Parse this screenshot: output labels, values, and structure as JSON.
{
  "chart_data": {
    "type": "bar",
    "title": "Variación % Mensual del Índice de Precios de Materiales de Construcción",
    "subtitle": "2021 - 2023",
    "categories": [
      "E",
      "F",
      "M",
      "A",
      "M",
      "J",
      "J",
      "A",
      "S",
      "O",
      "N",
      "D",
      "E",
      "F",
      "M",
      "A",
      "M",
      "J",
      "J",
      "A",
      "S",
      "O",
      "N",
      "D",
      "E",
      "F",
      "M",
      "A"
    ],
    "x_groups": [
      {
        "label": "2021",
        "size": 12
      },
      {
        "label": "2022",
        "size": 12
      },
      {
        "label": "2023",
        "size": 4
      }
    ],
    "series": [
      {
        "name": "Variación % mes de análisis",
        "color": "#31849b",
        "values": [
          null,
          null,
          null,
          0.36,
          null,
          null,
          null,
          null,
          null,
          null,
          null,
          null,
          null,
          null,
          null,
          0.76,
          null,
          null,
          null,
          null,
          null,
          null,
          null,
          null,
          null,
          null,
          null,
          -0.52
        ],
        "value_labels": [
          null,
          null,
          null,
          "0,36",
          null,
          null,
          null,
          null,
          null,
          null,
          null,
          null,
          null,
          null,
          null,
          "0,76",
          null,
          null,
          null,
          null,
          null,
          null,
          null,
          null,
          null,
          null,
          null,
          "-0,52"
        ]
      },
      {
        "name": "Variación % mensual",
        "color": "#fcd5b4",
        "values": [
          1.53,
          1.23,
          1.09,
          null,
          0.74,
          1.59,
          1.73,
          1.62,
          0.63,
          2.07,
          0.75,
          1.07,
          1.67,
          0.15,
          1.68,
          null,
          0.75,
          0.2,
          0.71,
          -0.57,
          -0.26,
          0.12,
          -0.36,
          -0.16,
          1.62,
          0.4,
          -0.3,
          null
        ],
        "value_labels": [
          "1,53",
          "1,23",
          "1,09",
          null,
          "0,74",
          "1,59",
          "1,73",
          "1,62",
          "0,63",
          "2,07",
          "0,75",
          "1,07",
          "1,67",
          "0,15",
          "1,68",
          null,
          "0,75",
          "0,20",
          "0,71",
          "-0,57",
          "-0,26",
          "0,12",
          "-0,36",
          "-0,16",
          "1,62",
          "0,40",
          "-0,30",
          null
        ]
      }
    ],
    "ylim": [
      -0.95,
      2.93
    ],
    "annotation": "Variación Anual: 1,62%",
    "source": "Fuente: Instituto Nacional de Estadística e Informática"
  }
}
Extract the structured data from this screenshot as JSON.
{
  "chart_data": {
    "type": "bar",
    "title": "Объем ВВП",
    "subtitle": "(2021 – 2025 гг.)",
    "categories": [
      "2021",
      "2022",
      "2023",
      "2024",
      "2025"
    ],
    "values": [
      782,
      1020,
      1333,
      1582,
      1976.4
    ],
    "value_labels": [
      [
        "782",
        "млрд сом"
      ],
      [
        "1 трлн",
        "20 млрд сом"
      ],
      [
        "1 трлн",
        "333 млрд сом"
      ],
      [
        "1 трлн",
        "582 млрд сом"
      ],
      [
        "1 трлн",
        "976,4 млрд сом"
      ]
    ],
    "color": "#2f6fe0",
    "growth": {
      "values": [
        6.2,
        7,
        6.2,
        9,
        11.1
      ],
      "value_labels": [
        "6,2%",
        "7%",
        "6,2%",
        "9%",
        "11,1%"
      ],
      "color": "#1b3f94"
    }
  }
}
•••••
## PROBLEM DESCRIPTION
Return every line of the material exactly.

## RESULT OF THE TASK
Parse this screenshot: output labels, values, and structure as JSON.
{
  "chart_data": {
    "type": "bar",
    "title": "Variación % Mensual del Índice de Precios de Materiales de Construcción",
    "subtitle": "2021 - 2023",
    "categories": [
      "E",
      "F",
      "M",
      "A",
      "M",
      "J",
      "J",
      "A",
      "S",
      "O",
      "N",
      "D",
      "E",
      "F",
      "M",
      "A",
      "M",
      "J",
      "J",
      "A",
      "S",
      "O",
      "N",
      "D",
      "E",
      "F",
      "M",
      "A"
    ],
    "x_groups": [
      {
        "label": "2021",
        "size": 12
      },
      {
        "label": "2022",
        "size": 12
      },
      {
        "label": "2023",
        "size": 4
      }
    ],
    "series": [
      {
        "name": "Variación % mes de análisis",
        "color": "#31849b",
        "values": [
          null,
          null,
          null,
          0.36,
          null,
          null,
          null,
          null,
          null,
          null,
          null,
          null,
          null,
          null,
          null,
          0.76,
          null,
          null,
          null,
          null,
          null,
          null,
          null,
          null,
          null,
          null,
          null,
          -0.52
        ],
        "value_labels": [
          null,
          null,
          null,
          "0,36",
          null,
          null,
          null,
          null,
          null,
          null,
          null,
          null,
          null,
          null,
          null,
          "0,76",
          null,
          null,
          null,
          null,
          null,
          null,
          null,
          null,
          null,
          null,
          null,
          "-0,52"
        ]
      },
      {
        "name": "Variación % mensual",
        "color": "#fcd5b4",
        "values": [
          1.53,
          1.23,
          1.09,
          null,
          0.74,
          1.59,
          1.73,
          1.62,
          0.63,
          2.07,
          0.75,
          1.07,
          1.67,
          0.15,
          1.68,
          null,
          0.75,
          0.2,
          0.71,
          -0.57,
          -0.26,
          0.12,
          -0.36,
          -0.16,
          1.62,
          0.4,
          -0.3,
          null
        ],
        "value_labels": [
          "1,53",
          "1,23",
          "1,09",
          null,
          "0,74",
          "1,59",
          "1,73",
          "1,62",
          "0,63",
          "2,07",
          "0,75",
          "1,07",
          "1,67",
          "0,15",
          "1,68",
          null,
          "0,75",
          "0,20",
          "0,71",
          "-0,57",
          "-0,26",
          "0,12",
          "-0,36",
          "-0,16",
          "1,62",
          "0,40",
          "-0,30",
          null
        ]
      }
    ],
    "ylim": [
      -0.95,
      2.93
    ],
    "annotation": "Variación Anual: 1,62%",
    "source": "Fuente: Instituto Nacional de Estadística e Informática"
  }
}
Extract the structured data from this screenshot as JSON.
{
  "chart_data": {
    "type": "bar",
    "title": "Объем ВВП",
    "subtitle": "(2021 – 2025 гг.)",
    "categories": [
      "2021",
      "2022",
      "2023",
      "2024",
      "2025"
    ],
    "values": [
      782,
      1020,
      1333,
      1582,
      1976.4
    ],
    "value_labels": [
      [
        "782",
        "млрд сом"
      ],
      [
        "1 трлн",
        "20 млрд сом"
      ],
      [
        "1 трлн",
        "333 млрд сом"
      ],
      [
        "1 трлн",
        "582 млрд сом"
      ],
      [
        "1 трлн",
        "976,4 млрд сом"
      ]
    ],
    "color": "#2f6fe0",
    "growth": {
      "values": [
        6.2,
        7,
        6.2,
        9,
        11.1
      ],
      "value_labels": [
        "6,2%",
        "7%",
        "6,2%",
        "9%",
        "11,1%"
      ],
      "color": "#1b3f94"
    }
  }
}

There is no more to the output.